• **Required task**
Write out the records below word for word, please.

• **Extracted data**

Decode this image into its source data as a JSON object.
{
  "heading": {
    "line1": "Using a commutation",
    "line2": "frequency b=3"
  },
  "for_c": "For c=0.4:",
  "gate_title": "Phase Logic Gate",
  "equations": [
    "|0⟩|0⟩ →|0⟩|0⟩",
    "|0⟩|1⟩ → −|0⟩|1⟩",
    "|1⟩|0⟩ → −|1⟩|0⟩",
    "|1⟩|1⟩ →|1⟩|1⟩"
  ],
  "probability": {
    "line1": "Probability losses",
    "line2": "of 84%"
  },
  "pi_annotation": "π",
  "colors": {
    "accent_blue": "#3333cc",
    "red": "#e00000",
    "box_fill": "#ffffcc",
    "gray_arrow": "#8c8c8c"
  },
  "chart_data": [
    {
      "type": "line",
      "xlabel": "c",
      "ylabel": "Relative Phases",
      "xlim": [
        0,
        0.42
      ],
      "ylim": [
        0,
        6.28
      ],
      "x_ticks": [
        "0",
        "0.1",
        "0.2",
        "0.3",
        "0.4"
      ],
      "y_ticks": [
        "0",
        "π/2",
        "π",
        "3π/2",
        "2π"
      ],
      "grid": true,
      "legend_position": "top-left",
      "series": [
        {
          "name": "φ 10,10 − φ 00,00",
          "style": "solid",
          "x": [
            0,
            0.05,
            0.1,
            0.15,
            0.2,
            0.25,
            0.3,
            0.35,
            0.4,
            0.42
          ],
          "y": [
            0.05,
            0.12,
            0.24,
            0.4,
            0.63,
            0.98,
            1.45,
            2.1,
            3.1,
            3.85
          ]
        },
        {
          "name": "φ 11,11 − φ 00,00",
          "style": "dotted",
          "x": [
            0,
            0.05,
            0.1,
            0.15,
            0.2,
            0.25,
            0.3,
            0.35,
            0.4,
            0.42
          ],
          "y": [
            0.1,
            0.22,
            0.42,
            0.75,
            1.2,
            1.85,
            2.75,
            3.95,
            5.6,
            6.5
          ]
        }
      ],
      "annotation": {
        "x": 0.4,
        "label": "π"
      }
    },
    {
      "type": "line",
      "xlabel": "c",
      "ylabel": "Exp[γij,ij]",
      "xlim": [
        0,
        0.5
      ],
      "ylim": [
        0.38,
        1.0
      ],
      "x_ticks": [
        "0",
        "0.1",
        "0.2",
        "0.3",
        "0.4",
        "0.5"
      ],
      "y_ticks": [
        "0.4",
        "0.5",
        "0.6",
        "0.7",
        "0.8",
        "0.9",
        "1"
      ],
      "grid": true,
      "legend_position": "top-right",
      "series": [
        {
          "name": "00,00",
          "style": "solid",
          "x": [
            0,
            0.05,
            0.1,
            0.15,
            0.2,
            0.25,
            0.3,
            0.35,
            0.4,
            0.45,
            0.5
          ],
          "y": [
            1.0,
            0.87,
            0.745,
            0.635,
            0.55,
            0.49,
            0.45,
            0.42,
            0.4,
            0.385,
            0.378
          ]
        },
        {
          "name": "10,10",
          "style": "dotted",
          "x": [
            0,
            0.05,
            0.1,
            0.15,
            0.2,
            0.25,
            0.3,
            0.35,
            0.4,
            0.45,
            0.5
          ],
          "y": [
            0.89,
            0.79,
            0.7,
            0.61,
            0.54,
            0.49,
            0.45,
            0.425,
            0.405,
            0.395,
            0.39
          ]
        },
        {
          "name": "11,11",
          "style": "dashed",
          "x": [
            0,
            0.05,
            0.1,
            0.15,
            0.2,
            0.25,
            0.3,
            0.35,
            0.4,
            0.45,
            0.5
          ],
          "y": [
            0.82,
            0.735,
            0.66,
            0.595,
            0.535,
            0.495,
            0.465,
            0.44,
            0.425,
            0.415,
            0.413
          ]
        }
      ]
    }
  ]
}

• **Task response**
Decode this image into its source data as a JSON object.
{
  "heading": {
    "line1": "Using a commutation",
    "line2": "frequency b=3"
  },
  "for_c": "For c=0.4:",
  "gate_title": "Phase Logic Gate",
  "equations": [
    "|0⟩|0⟩ →|0⟩|0⟩",
    "|0⟩|1⟩ → −|0⟩|1⟩",
    "|1⟩|0⟩ → −|1⟩|0⟩",
    "|1⟩|1⟩ →|1⟩|1⟩"
  ],
  "probability": {
    "line1": "Probability losses",
    "line2": "of 84%"
  },
  "pi_annotation": "π",
  "colors": {
    "accent_blue": "#3333cc",
    "red": "#e00000",
    "box_fill": "#ffffcc",
    "gray_arrow": "#8c8c8c"
  },
  "chart_data": [
    {
      "type": "line",
      "xlabel": "c",
      "ylabel": "Relative Phases",
      "xlim": [
        0,
        0.42
      ],
      "ylim": [
        0,
        6.28
      ],
      "x_ticks": [
        "0",
        "0.1",
        "0.2",
        "0.3",
        "0.4"
      ],
      "y_ticks": [
        "0",
        "π/2",
        "π",
        "3π/2",
        "2π"
      ],
      "grid": true,
      "legend_position": "top-left",
      "series": [
        {
          "name": "φ 10,10 − φ 00,00",
          "style": "solid",
          "x": [
            0,
            0.05,
            0.1,
            0.15,
            0.2,
            0.25,
            0.3,
            0.35,
            0.4,
            0.42
          ],
          "y": [
            0.05,
            0.12,
            0.24,
            0.4,
            0.63,
            0.98,
            1.45,
            2.1,
            3.1,
            3.85
          ]
        },
        {
          "name": "φ 11,11 − φ 00,00",
          "style": "dotted",
          "x": [
            0,
            0.05,
            0.1,
            0.15,
            0.2,
            0.25,
            0.3,
            0.35,
            0.4,
            0.42
          ],
          "y": [
            0.1,
            0.22,
            0.42,
            0.75,
            1.2,
            1.85,
            2.75,
            3.95,
            5.6,
            6.5
          ]
        }
      ],
      "annotation": {
        "x": 0.4,
        "label": "π"
      }
    },
    {
      "type": "line",
      "xlabel": "c",
      "ylabel": "Exp[γij,ij]",
      "xlim": [
        0,
        0.5
      ],
      "ylim": [
        0.38,
        1.0
      ],
      "x_ticks": [
        "0",
        "0.1",
        "0.2",
        "0.3",
        "0.4",
        "0.5"
      ],
      "y_ticks": [
        "0.4",
        "0.5",
        "0.6",
        "0.7",
        "0.8",
        "0.9",
        "1"
      ],
      "grid": true,
      "legend_position": "top-right",
      "series": [
        {
          "name": "00,00",
          "style": "solid",
          "x": [
            0,
            0.05,
            0.1,
            0.15,
            0.2,
            0.25,
            0.3,
            0.35,
            0.4,
            0.45,
            0.5
          ],
          "y": [
            1.0,
            0.87,
            0.745,
            0.635,
            0.55,
            0.49,
            0.45,
            0.42,
            0.4,
            0.385,
            0.378
          ]
        },
        {
          "name": "10,10",
          "style": "dotted",
          "x": [
            0,
            0.05,
            0.1,
            0.15,
            0.2,
            0.25,
            0.3,
            0.35,
            0.4,
            0.45,
            0.5
          ],
          "y": [
            0.89,
            0.79,
            0.7,
            0.61,
            0.54,
            0.49,
            0.45,
            0.425,
            0.405,
            0.395,
            0.39
          ]
        },
        {
          "name": "11,11",
          "style": "dashed",
          "x": [
            0,
            0.05,
            0.1,
            0.15,
            0.2,
            0.25,
            0.3,
            0.35,
            0.4,
            0.45,
            0.5
          ],
          "y": [
            0.82,
            0.735,
            0.66,
            0.595,
            0.535,
            0.495,
            0.465,
            0.44,
            0.425,
            0.415,
            0.413
          ]
        }
      ]
    }
  ]
}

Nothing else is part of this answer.